INSTRUCTIONS FOR THE TASK ->
In the second block of items, copy out word for word the lines from the one containing "crossplane-grid <box>41 742 495 871</box>" through the one containing "vertical-value: 198.21 mm", including both of those lines.

---------- DATA SHOWN

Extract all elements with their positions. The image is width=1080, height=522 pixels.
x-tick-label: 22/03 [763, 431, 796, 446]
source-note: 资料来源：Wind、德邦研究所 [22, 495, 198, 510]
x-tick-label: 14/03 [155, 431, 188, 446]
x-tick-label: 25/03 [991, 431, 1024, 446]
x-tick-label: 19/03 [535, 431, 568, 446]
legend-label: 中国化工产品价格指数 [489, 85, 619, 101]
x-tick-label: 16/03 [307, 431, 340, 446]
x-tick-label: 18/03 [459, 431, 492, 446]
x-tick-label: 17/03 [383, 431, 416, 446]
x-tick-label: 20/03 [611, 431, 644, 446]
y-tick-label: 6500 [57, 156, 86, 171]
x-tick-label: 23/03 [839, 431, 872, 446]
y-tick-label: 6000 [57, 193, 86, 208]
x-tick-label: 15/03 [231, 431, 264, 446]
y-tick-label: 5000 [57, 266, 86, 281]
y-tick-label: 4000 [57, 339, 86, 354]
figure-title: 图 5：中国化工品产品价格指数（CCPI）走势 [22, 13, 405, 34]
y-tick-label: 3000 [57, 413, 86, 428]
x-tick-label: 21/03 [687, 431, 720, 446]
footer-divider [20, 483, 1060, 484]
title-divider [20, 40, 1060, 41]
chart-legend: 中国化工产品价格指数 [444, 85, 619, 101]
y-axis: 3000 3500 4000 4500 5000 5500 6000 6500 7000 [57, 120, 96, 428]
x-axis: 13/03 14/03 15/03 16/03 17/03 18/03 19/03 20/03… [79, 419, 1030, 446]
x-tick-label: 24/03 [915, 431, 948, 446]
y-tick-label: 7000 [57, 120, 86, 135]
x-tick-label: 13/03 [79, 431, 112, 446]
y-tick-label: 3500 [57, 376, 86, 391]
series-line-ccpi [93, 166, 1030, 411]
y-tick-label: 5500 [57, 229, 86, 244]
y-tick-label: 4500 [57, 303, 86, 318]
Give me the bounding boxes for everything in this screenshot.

--------------------
---------- DATA SHOWN

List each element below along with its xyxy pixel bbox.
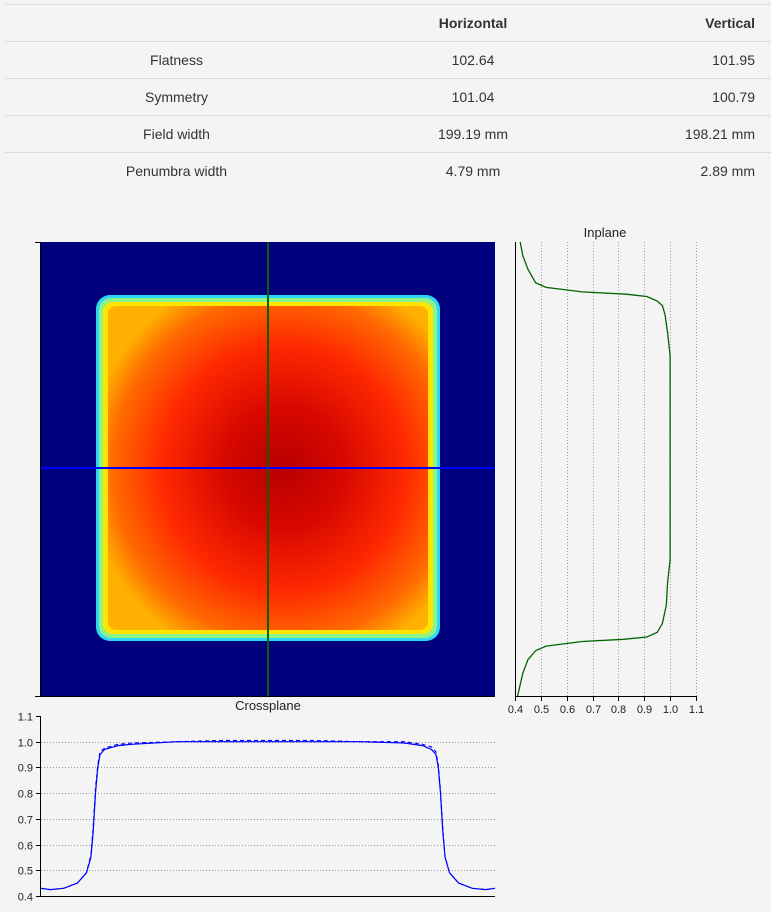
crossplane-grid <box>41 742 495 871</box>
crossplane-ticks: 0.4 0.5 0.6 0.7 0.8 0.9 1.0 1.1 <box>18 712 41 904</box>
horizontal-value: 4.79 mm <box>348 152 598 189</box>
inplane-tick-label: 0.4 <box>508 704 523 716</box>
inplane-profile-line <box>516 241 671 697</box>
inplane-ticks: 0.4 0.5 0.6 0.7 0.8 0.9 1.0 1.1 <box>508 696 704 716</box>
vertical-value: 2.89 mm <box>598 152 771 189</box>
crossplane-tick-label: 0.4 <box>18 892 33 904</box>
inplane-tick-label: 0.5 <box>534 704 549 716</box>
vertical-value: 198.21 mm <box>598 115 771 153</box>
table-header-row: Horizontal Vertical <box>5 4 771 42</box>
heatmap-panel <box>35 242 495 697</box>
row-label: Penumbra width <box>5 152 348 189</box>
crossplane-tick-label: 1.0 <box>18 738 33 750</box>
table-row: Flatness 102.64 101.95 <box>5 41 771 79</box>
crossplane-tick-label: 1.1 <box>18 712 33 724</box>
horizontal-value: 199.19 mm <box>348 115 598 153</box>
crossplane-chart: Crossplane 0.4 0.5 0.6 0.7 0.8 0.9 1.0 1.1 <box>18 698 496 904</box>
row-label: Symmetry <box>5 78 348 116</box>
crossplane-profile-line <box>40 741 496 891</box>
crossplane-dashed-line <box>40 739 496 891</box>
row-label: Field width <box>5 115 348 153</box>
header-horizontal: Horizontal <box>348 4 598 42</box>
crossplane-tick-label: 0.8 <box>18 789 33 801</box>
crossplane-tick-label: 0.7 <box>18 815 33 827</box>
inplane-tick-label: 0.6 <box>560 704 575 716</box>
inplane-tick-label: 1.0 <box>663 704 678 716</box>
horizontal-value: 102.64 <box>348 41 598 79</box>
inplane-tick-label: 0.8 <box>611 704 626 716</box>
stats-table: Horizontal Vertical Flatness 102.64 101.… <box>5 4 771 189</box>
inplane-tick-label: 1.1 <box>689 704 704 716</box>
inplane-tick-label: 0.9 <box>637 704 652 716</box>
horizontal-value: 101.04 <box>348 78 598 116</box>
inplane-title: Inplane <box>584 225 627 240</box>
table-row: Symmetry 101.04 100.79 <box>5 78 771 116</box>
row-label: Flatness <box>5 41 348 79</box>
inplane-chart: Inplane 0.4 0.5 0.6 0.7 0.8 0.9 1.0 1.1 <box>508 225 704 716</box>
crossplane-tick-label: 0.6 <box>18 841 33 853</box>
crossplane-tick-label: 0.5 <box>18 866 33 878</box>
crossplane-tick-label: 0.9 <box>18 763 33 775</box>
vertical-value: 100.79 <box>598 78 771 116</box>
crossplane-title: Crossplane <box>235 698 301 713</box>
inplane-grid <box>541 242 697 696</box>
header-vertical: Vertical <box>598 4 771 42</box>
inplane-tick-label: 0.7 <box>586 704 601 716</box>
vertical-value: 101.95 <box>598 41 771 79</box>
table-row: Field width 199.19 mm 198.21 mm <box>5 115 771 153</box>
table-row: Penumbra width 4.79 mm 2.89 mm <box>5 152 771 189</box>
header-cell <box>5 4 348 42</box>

--------------------

EXERCISE RESULT ->
crossplane-grid <box>41 742 495 871</box>
crossplane-ticks: 0.4 0.5 0.6 0.7 0.8 0.9 1.0 1.1 <box>18 712 41 904</box>
horizontal-value: 4.79 mm <box>348 152 598 189</box>
inplane-tick-label: 0.4 <box>508 704 523 716</box>
inplane-profile-line <box>516 241 671 697</box>
inplane-ticks: 0.4 0.5 0.6 0.7 0.8 0.9 1.0 1.1 <box>508 696 704 716</box>
vertical-value: 2.89 mm <box>598 152 771 189</box>
crossplane-tick-label: 0.4 <box>18 892 33 904</box>
inplane-tick-label: 0.5 <box>534 704 549 716</box>
vertical-value: 198.21 mm <box>598 115 771 153</box>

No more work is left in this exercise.